GOAL
Set down the data below without change, skipping the pictures it holds.
_ _ _ _ _
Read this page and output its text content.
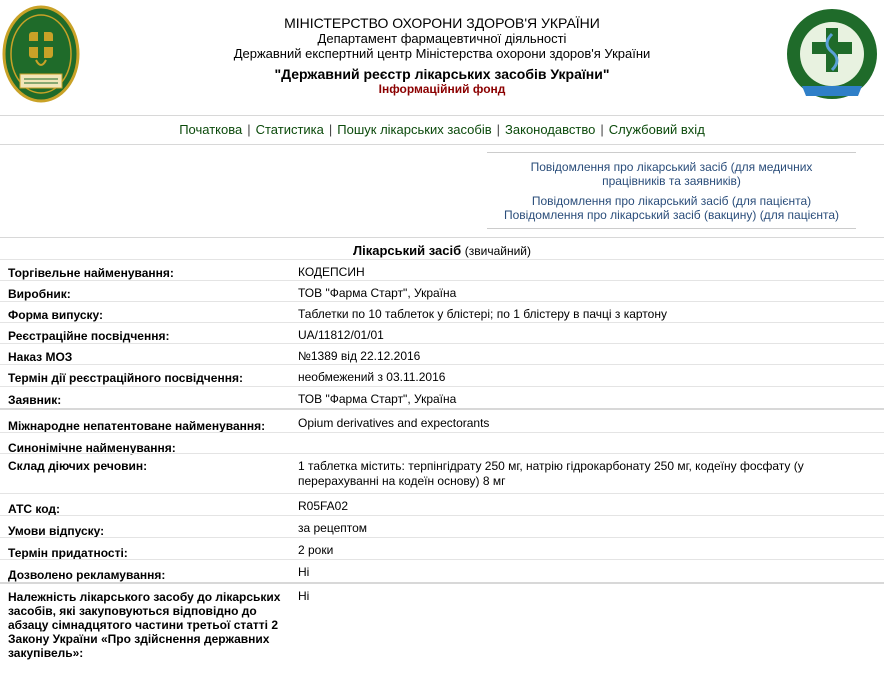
МІНІСТЕРСТВО ОХОРОНИ ЗДОРОВ'Я УКРАЇНИ
Департамент фармацевтичної діяльності
Державний експертний центр Міністерства охорони здоров'я України
"Державний реєстр лікарських засобів України"
Інформаційний фонд
Початкова | Статистика | Пошук лікарських засобів | Законодавство | Службовий вхід
Повідомлення про лікарський засіб (для медичних
працівників та заявників)
Повідомлення про лікарський засіб (для пацієнта)
Повідомлення про лікарський засіб (вакцину) (для пацієнта)
Лікарський засіб (звичайний)
Торгівельне найменування:	КОДЕПСИН
Виробник:	ТОВ "Фарма Старт", Україна
Форма випуску:	Таблетки по 10 таблеток у блістері; по 1 блістеру в пачці з картону
Реєстраційне посвідчення:	UA/11812/01/01
Наказ МОЗ	№1389 від 22.12.2016
Термін дії реєстраційного посвідчення:	необмежений з 03.11.2016
Заявник:	ТОВ "Фарма Старт", Україна
Міжнародне непатентоване найменування:	Opium derivatives and expectorants
Синонімічне найменування:
Склад діючих речовин:	1 таблетка містить: терпінгідрату 250 мг, натрію гідрокарбонату 250 мг, кодеїну фосфату (у перерахуванні на кодеїн основу) 8 мг
АТС код:	R05FA02
Умови відпуску:	за рецептом
Термін придатності:	2 роки
Дозволено рекламування:	Ні
Належність лікарського засобу до лікарських засобів, які закуповуються відповідно до абзацу сімнадцятого частини третьої статті 2 Закону України «Про здійснення державних закупівель»:
Ні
_ _ _ _ _
COMPLETED TASK
Read this page and output its text content.
МІНІСТЕРСТВО ОХОРОНИ ЗДОРОВ'Я УКРАЇНИ
Департамент фармацевтичної діяльності
Державний експертний центр Міністерства охорони здоров'я України
"Державний реєстр лікарських засобів України"
Інформаційний фонд
Початкова | Статистика | Пошук лікарських засобів | Законодавство | Службовий вхід
Повідомлення про лікарський засіб (для медичних
працівників та заявників)
Повідомлення про лікарський засіб (для пацієнта)
Повідомлення про лікарський засіб (вакцину) (для пацієнта)
Лікарський засіб (звичайний)
Торгівельне найменування:	КОДЕПСИН
Виробник:	ТОВ "Фарма Старт", Україна
Форма випуску:	Таблетки по 10 таблеток у блістері; по 1 блістеру в пачці з картону
Реєстраційне посвідчення:	UA/11812/01/01
Наказ МОЗ	№1389 від 22.12.2016
Термін дії реєстраційного посвідчення:	необмежений з 03.11.2016
Заявник:	ТОВ "Фарма Старт", Україна
Міжнародне непатентоване найменування:	Opium derivatives and expectorants
Синонімічне найменування:
Склад діючих речовин:	1 таблетка містить: терпінгідрату 250 мг, натрію гідрокарбонату 250 мг, кодеїну фосфату (у перерахуванні на кодеїн основу) 8 мг
АТС код:	R05FA02
Умови відпуску:	за рецептом
Термін придатності:	2 роки
Дозволено рекламування:	Ні
Належність лікарського засобу до лікарських засобів, які закуповуються відповідно до абзацу сімнадцятого частини третьої статті 2 Закону України «Про здійснення державних закупівель»:
Ні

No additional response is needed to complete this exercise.